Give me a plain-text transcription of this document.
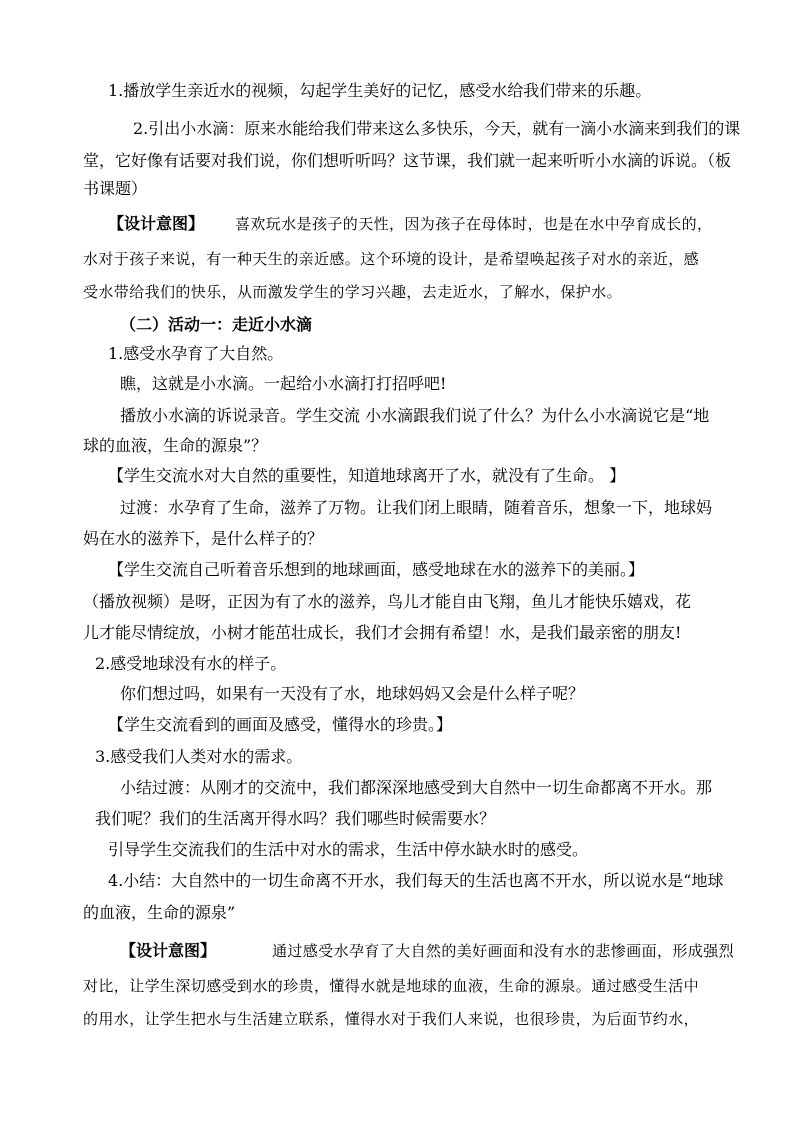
1.播放学生亲近水的视频，勾起学生美好的记忆，感受水给我们带来的乐趣。
2.引出小水滴：原来水能给我们带来这么多快乐，今天，就有一滴小水滴来到我们的课
堂，它好像有话要对我们说，你们想听听吗？这节课，我们就一起来听听小水滴的诉说。（板
书课题）
【设计意图】 喜欢玩水是孩子的天性，因为孩子在母体时，也是在水中孕育成长的，
水对于孩子来说，有一种天生的亲近感。这个环境的设计，是希望唤起孩子对水的亲近，感
受水带给我们的快乐，从而激发学生的学习兴趣，去走近水，了解水，保护水。
（二）活动一：走近小水滴
1.感受水孕育了大自然。
瞧，这就是小水滴。一起给小水滴打打招呼吧!
播放小水滴的诉说录音。学生交流 小水滴跟我们说了什么？为什么小水滴说它是“地
球的血液，生命的源泉”？
【学生交流水对大自然的重要性，知道地球离开了水，就没有了生命。 】
过渡：水孕育了生命，滋养了万物。让我们闭上眼睛，随着音乐，想象一下，地球妈
妈在水的滋养下，是什么样子的？
【学生交流自己听着音乐想到的地球画面，感受地球在水的滋养下的美丽。】
（播放视频）是呀，正因为有了水的滋养，鸟儿才能自由飞翔，鱼儿才能快乐嬉戏，花
儿才能尽情绽放，小树才能茁壮成长，我们才会拥有希望！水，是我们最亲密的朋友!
2.感受地球没有水的样子。
你们想过吗，如果有一天没有了水，地球妈妈又会是什么样子呢？
【学生交流看到的画面及感受，懂得水的珍贵。】
3.感受我们人类对水的需求。
小结过渡：从刚才的交流中，我们都深深地感受到大自然中一切生命都离不开水。那
我们呢？我们的生活离开得水吗？我们哪些时候需要水？
引导学生交流我们的生活中对水的需求，生活中停水缺水时的感受。
4.小结：大自然中的一切生命离不开水，我们每天的生活也离不开水，所以说水是“地球
的血液，生命的源泉”
【设计意图】	通过感受水孕育了大自然的美好画面和没有水的悲惨画面，形成强烈
对比，让学生深切感受到水的珍贵，懂得水就是地球的血液，生命的源泉。通过感受生活中
的用水，让学生把水与生活建立联系，懂得水对于我们人来说，也很珍贵，为后面节约水，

**Stated task**
Leave the pictures out, and print every line of the listing exactly as written.

**The solution**
Give me a plain-text transcription of this document.
1.播放学生亲近水的视频，勾起学生美好的记忆，感受水给我们带来的乐趣。
2.引出小水滴：原来水能给我们带来这么多快乐，今天，就有一滴小水滴来到我们的课
堂，它好像有话要对我们说，你们想听听吗？这节课，我们就一起来听听小水滴的诉说。（板
书课题）
【设计意图】 喜欢玩水是孩子的天性，因为孩子在母体时，也是在水中孕育成长的，
水对于孩子来说，有一种天生的亲近感。这个环境的设计，是希望唤起孩子对水的亲近，感
受水带给我们的快乐，从而激发学生的学习兴趣，去走近水，了解水，保护水。
（二）活动一：走近小水滴
1.感受水孕育了大自然。
瞧，这就是小水滴。一起给小水滴打打招呼吧!
播放小水滴的诉说录音。学生交流 小水滴跟我们说了什么？为什么小水滴说它是“地
球的血液，生命的源泉”？
【学生交流水对大自然的重要性，知道地球离开了水，就没有了生命。 】
过渡：水孕育了生命，滋养了万物。让我们闭上眼睛，随着音乐，想象一下，地球妈
妈在水的滋养下，是什么样子的？
【学生交流自己听着音乐想到的地球画面，感受地球在水的滋养下的美丽。】
（播放视频）是呀，正因为有了水的滋养，鸟儿才能自由飞翔，鱼儿才能快乐嬉戏，花
儿才能尽情绽放，小树才能茁壮成长，我们才会拥有希望！水，是我们最亲密的朋友!
2.感受地球没有水的样子。
你们想过吗，如果有一天没有了水，地球妈妈又会是什么样子呢？
【学生交流看到的画面及感受，懂得水的珍贵。】
3.感受我们人类对水的需求。
小结过渡：从刚才的交流中，我们都深深地感受到大自然中一切生命都离不开水。那
我们呢？我们的生活离开得水吗？我们哪些时候需要水？
引导学生交流我们的生活中对水的需求，生活中停水缺水时的感受。
4.小结：大自然中的一切生命离不开水，我们每天的生活也离不开水，所以说水是“地球
的血液，生命的源泉”
【设计意图】	通过感受水孕育了大自然的美好画面和没有水的悲惨画面，形成强烈
对比，让学生深切感受到水的珍贵，懂得水就是地球的血液，生命的源泉。通过感受生活中
的用水，让学生把水与生活建立联系，懂得水对于我们人来说，也很珍贵，为后面节约水，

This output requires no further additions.